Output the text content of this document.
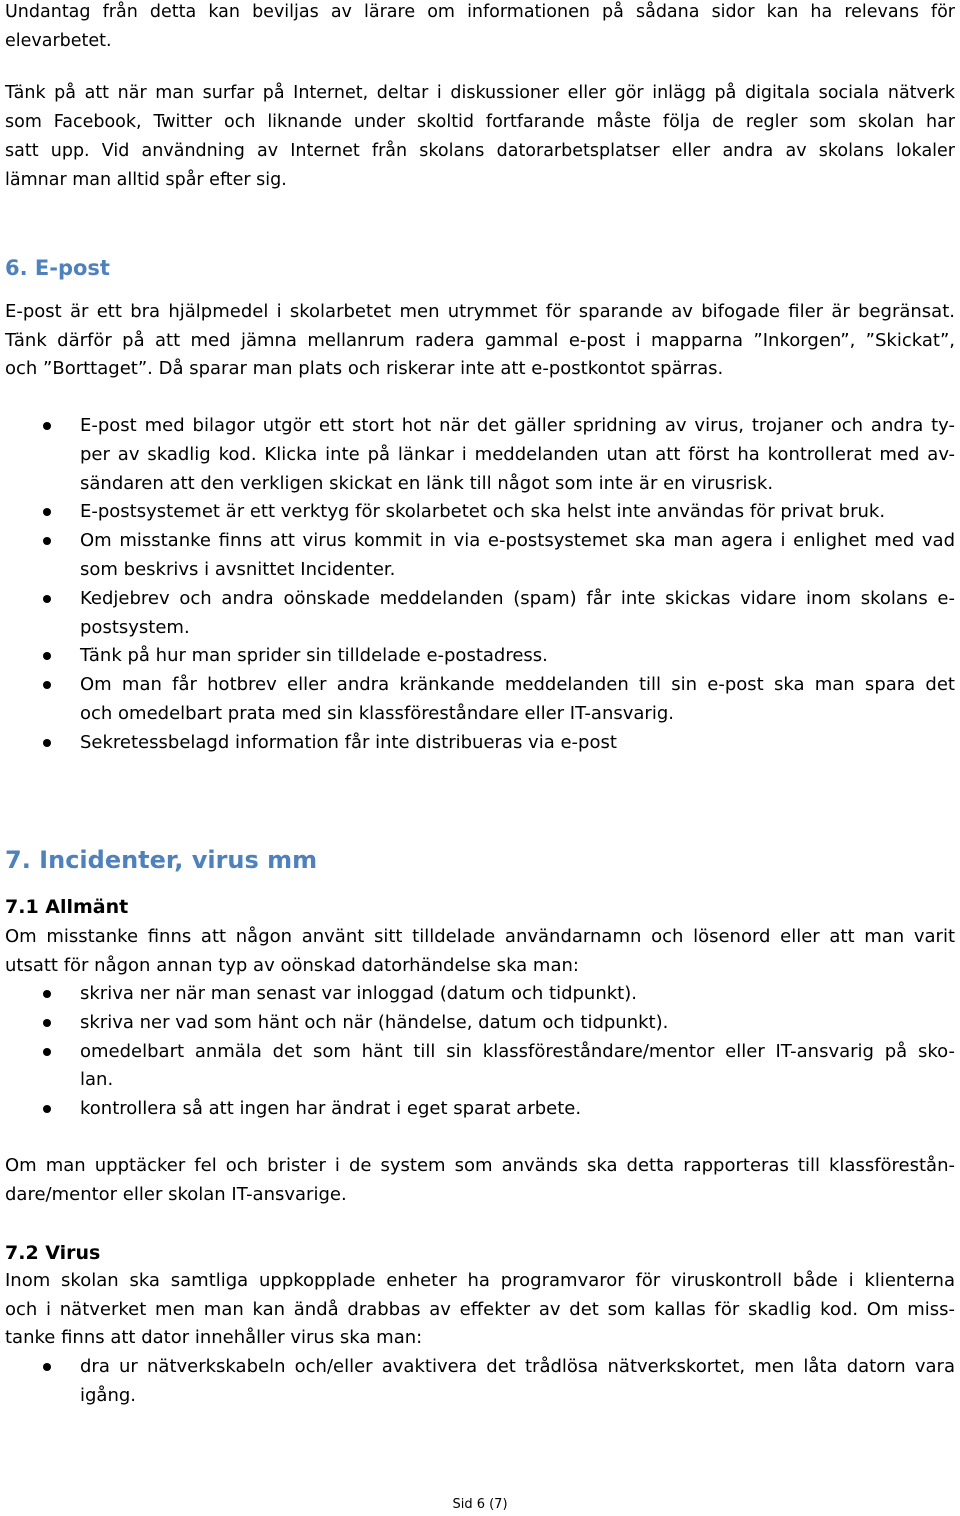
Undantag från detta kan beviljas av lärare om informationen på sådana sidor kan ha relevans för
elevarbetet.

Tänk på att när man surfar på Internet, deltar i diskussioner eller gör inlägg på digitala sociala nätverk
som Facebook, Twitter och liknande under skoltid fortfarande måste följa de regler som skolan har
satt upp. Vid användning av Internet från skolans datorarbetsplatser eller andra av skolans lokaler
lämnar man alltid spår efter sig.

6. E-post

E-post är ett bra hjälpmedel i skolarbetet men utrymmet för sparande av bifogade filer är begränsat.
Tänk därför på att med jämna mellanrum radera gammal e-post i mapparna ”Inkorgen”, ”Skickat”,
och ”Borttaget”. Då sparar man plats och riskerar inte att e-postkontot spärras.

E-post med bilagor utgör ett stort hot när det gäller spridning av virus, trojaner och andra ty-
per av skadlig kod. Klicka inte på länkar i meddelanden utan att först ha kontrollerat med av-
sändaren att den verkligen skickat en länk till något som inte är en virusrisk.
E-postsystemet är ett verktyg för skolarbetet och ska helst inte användas för privat bruk.
Om misstanke finns att virus kommit in via e-postsystemet ska man agera i enlighet med vad
som beskrivs i avsnittet Incidenter.
Kedjebrev och andra oönskade meddelanden (spam) får inte skickas vidare inom skolans e-
postsystem.
Tänk på hur man sprider sin tilldelade e-postadress.
Om man får hotbrev eller andra kränkande meddelanden till sin e-post ska man spara det
och omedelbart prata med sin klassföreståndare eller IT-ansvarig.
Sekretessbelagd information får inte distribueras via e-post
7. Incidenter, virus mm
7.1 Allmänt

Om misstanke finns att någon använt sitt tilldelade användarnamn och lösenord eller att man varit
utsatt för någon annan typ av oönskad datorhändelse ska man:

skriva ner när man senast var inloggad (datum och tidpunkt).
skriva ner vad som hänt och när (händelse, datum och tidpunkt).
omedelbart anmäla det som hänt till sin klassföreståndare/mentor eller IT-ansvarig på sko-
lan.
kontrollera så att ingen har ändrat i eget sparat arbete.

Om man upptäcker fel och brister i de system som används ska detta rapporteras till klassförestån-
dare/mentor eller skolan IT-ansvarige.

7.2 Virus

Inom skolan ska samtliga uppkopplade enheter ha programvaror för viruskontroll både i klienterna
och i nätverket men man kan ändå drabbas av effekter av det som kallas för skadlig kod. Om miss-
tanke finns att dator innehåller virus ska man:

dra ur nätverkskabeln och/eller avaktivera det trådlösa nätverkskortet, men låta datorn vara
igång.
Sid 6 (7)
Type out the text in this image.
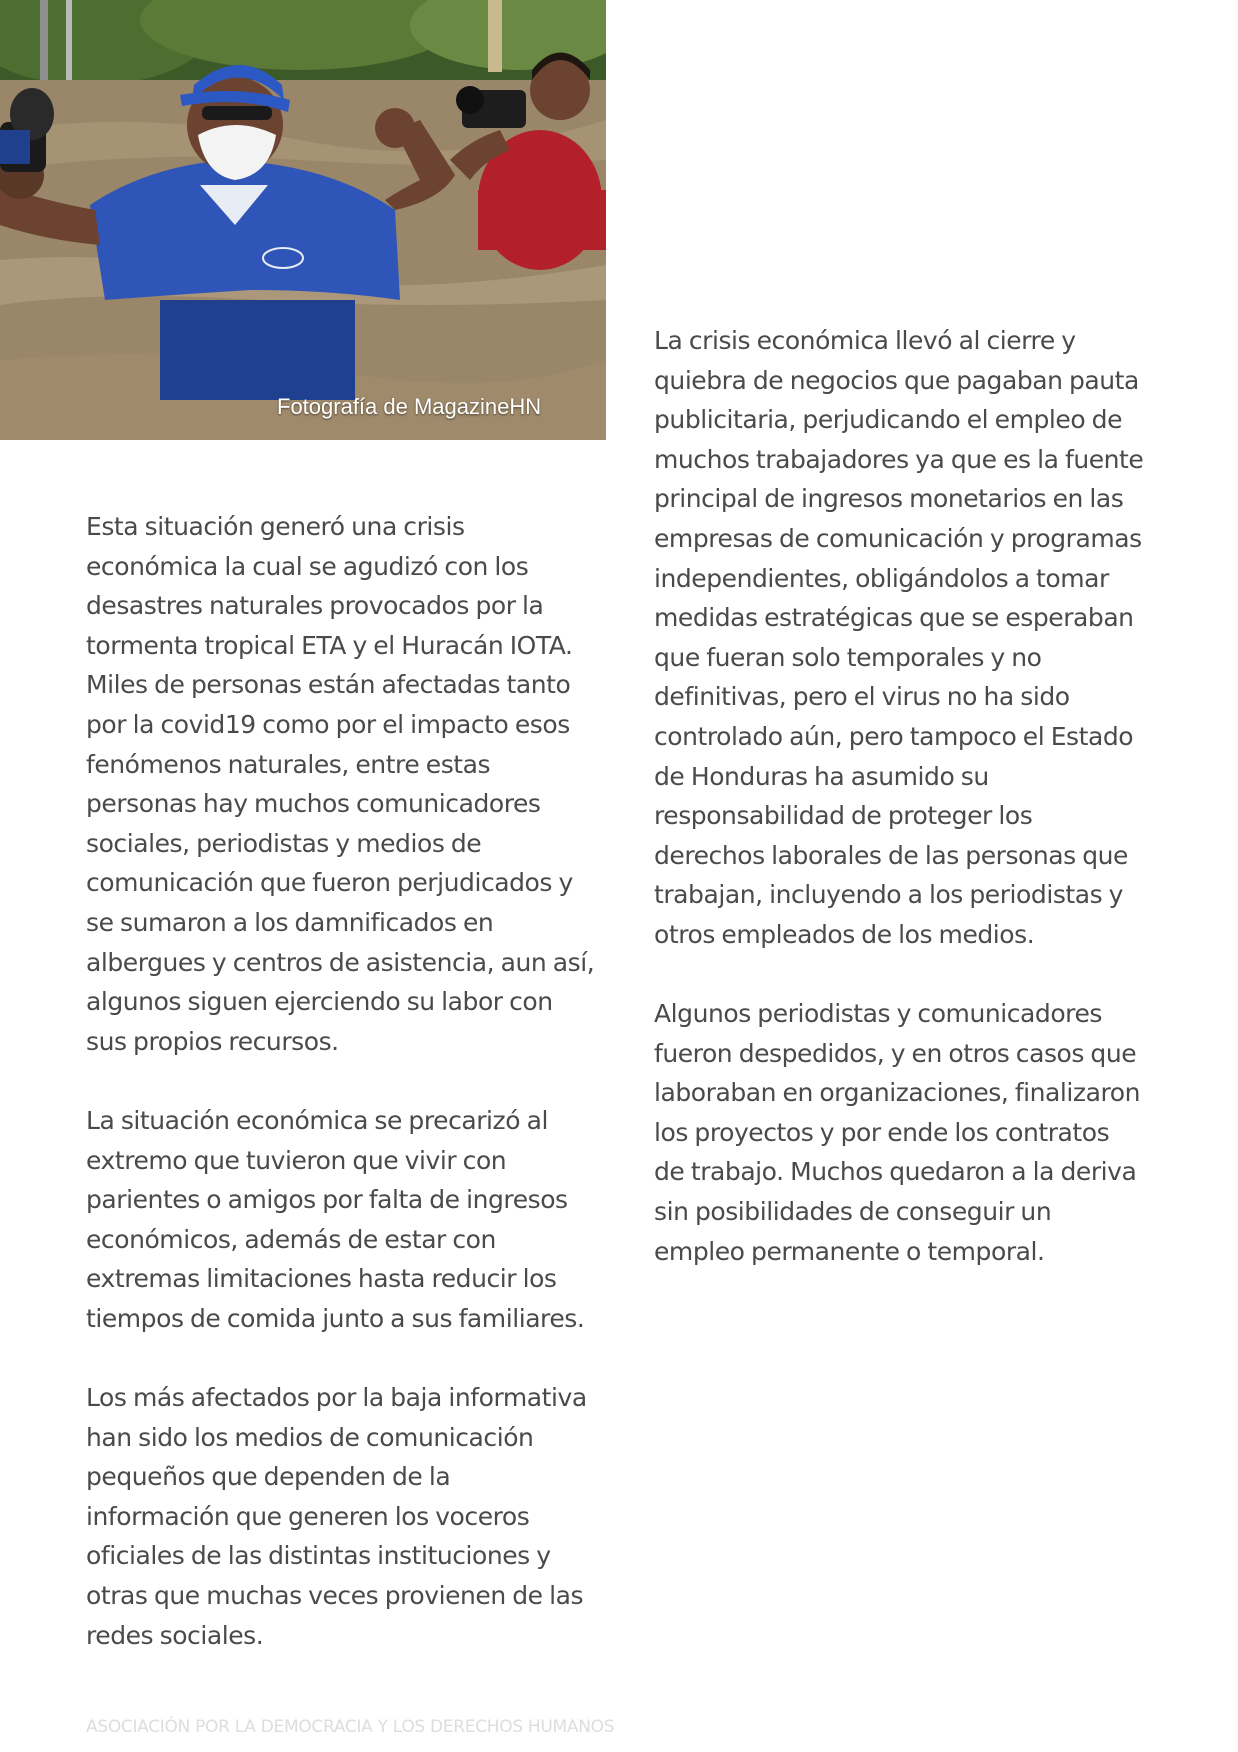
Fotografía de MagazineHN

Esta situación generó una crisis
económica la cual se agudizó con los
desastres naturales provocados por la
tormenta tropical ETA y el Huracán IOTA.
Miles de personas están afectadas tanto
por la covid19 como por el impacto esos
fenómenos naturales, entre estas
personas hay muchos comunicadores
sociales, periodistas y medios de
comunicación que fueron perjudicados y
se sumaron a los damnificados en
albergues y centros de asistencia, aun así,
algunos siguen ejerciendo su labor con
sus propios recursos.

La situación económica se precarizó al
extremo que tuvieron que vivir con
parientes o amigos por falta de ingresos
económicos, además de estar con
extremas limitaciones hasta reducir los
tiempos de comida junto a sus familiares.

Los más afectados por la baja informativa
han sido los medios de comunicación
pequeños que dependen de la
información que generen los voceros
oficiales de las distintas instituciones y
otras que muchas veces provienen de las
redes sociales.

La crisis económica llevó al cierre y
quiebra de negocios que pagaban pauta
publicitaria, perjudicando el empleo de
muchos trabajadores ya que es la fuente
principal de ingresos monetarios en las
empresas de comunicación y programas
independientes, obligándolos a tomar
medidas estratégicas que se esperaban
que fueran solo temporales y no
definitivas, pero el virus no ha sido
controlado aún, pero tampoco el Estado
de Honduras ha asumido su
responsabilidad de proteger los
derechos laborales de las personas que
trabajan, incluyendo a los periodistas y
otros empleados de los medios.

Algunos periodistas y comunicadores
fueron despedidos, y en otros casos que
laboraban en organizaciones, finalizaron
los proyectos y por ende los contratos
de trabajo. Muchos quedaron a la deriva
sin posibilidades de conseguir un
empleo permanente o temporal.

ASOCIACIÓN POR LA DEMOCRACIA Y LOS DERECHOS HUMANOS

********

- _Exercise brief_
A word-for-word copy of the listing is the goal; keep every picture out of it.

- _Written answer_
Output the text content of this document.
Undantag från detta kan beviljas av lärare om informationen på sådana sidor kan ha relevans för
elevarbetet.

Tänk på att när man surfar på Internet, deltar i diskussioner eller gör inlägg på digitala sociala nätverk
som Facebook, Twitter och liknande under skoltid fortfarande måste följa de regler som skolan har
satt upp. Vid användning av Internet från skolans datorarbetsplatser eller andra av skolans lokaler
lämnar man alltid spår efter sig.

6. E-post

E-post är ett bra hjälpmedel i skolarbetet men utrymmet för sparande av bifogade filer är begränsat.
Tänk därför på att med jämna mellanrum radera gammal e-post i mapparna ”Inkorgen”, ”Skickat”,
och ”Borttaget”. Då sparar man plats och riskerar inte att e-postkontot spärras.

E-post med bilagor utgör ett stort hot när det gäller spridning av virus, trojaner och andra ty-
per av skadlig kod. Klicka inte på länkar i meddelanden utan att först ha kontrollerat med av-
sändaren att den verkligen skickat en länk till något som inte är en virusrisk.
E-postsystemet är ett verktyg för skolarbetet och ska helst inte användas för privat bruk.
Om misstanke finns att virus kommit in via e-postsystemet ska man agera i enlighet med vad
som beskrivs i avsnittet Incidenter.
Kedjebrev och andra oönskade meddelanden (spam) får inte skickas vidare inom skolans e-
postsystem.
Tänk på hur man sprider sin tilldelade e-postadress.
Om man får hotbrev eller andra kränkande meddelanden till sin e-post ska man spara det
och omedelbart prata med sin klassföreståndare eller IT-ansvarig.
Sekretessbelagd information får inte distribueras via e-post
7. Incidenter, virus mm
7.1 Allmänt

Om misstanke finns att någon använt sitt tilldelade användarnamn och lösenord eller att man varit
utsatt för någon annan typ av oönskad datorhändelse ska man:

skriva ner när man senast var inloggad (datum och tidpunkt).
skriva ner vad som hänt och när (händelse, datum och tidpunkt).
omedelbart anmäla det som hänt till sin klassföreståndare/mentor eller IT-ansvarig på sko-
lan.
kontrollera så att ingen har ändrat i eget sparat arbete.

Om man upptäcker fel och brister i de system som används ska detta rapporteras till klassförestån-
dare/mentor eller skolan IT-ansvarige.

7.2 Virus

Inom skolan ska samtliga uppkopplade enheter ha programvaror för viruskontroll både i klienterna
och i nätverket men man kan ändå drabbas av effekter av det som kallas för skadlig kod. Om miss-
tanke finns att dator innehåller virus ska man:

dra ur nätverkskabeln och/eller avaktivera det trådlösa nätverkskortet, men låta datorn vara
igång.
Sid 6 (7)
Type out the text in this image.
Fotografía de MagazineHN

Esta situación generó una crisis
económica la cual se agudizó con los
desastres naturales provocados por la
tormenta tropical ETA y el Huracán IOTA.
Miles de personas están afectadas tanto
por la covid19 como por el impacto esos
fenómenos naturales, entre estas
personas hay muchos comunicadores
sociales, periodistas y medios de
comunicación que fueron perjudicados y
se sumaron a los damnificados en
albergues y centros de asistencia, aun así,
algunos siguen ejerciendo su labor con
sus propios recursos.

La situación económica se precarizó al
extremo que tuvieron que vivir con
parientes o amigos por falta de ingresos
económicos, además de estar con
extremas limitaciones hasta reducir los
tiempos de comida junto a sus familiares.

Los más afectados por la baja informativa
han sido los medios de comunicación
pequeños que dependen de la
información que generen los voceros
oficiales de las distintas instituciones y
otras que muchas veces provienen de las
redes sociales.

La crisis económica llevó al cierre y
quiebra de negocios que pagaban pauta
publicitaria, perjudicando el empleo de
muchos trabajadores ya que es la fuente
principal de ingresos monetarios en las
empresas de comunicación y programas
independientes, obligándolos a tomar
medidas estratégicas que se esperaban
que fueran solo temporales y no
definitivas, pero el virus no ha sido
controlado aún, pero tampoco el Estado
de Honduras ha asumido su
responsabilidad de proteger los
derechos laborales de las personas que
trabajan, incluyendo a los periodistas y
otros empleados de los medios.

Algunos periodistas y comunicadores
fueron despedidos, y en otros casos que
laboraban en organizaciones, finalizaron
los proyectos y por ende los contratos
de trabajo. Muchos quedaron a la deriva
sin posibilidades de conseguir un
empleo permanente o temporal.

ASOCIACIÓN POR LA DEMOCRACIA Y LOS DERECHOS HUMANOS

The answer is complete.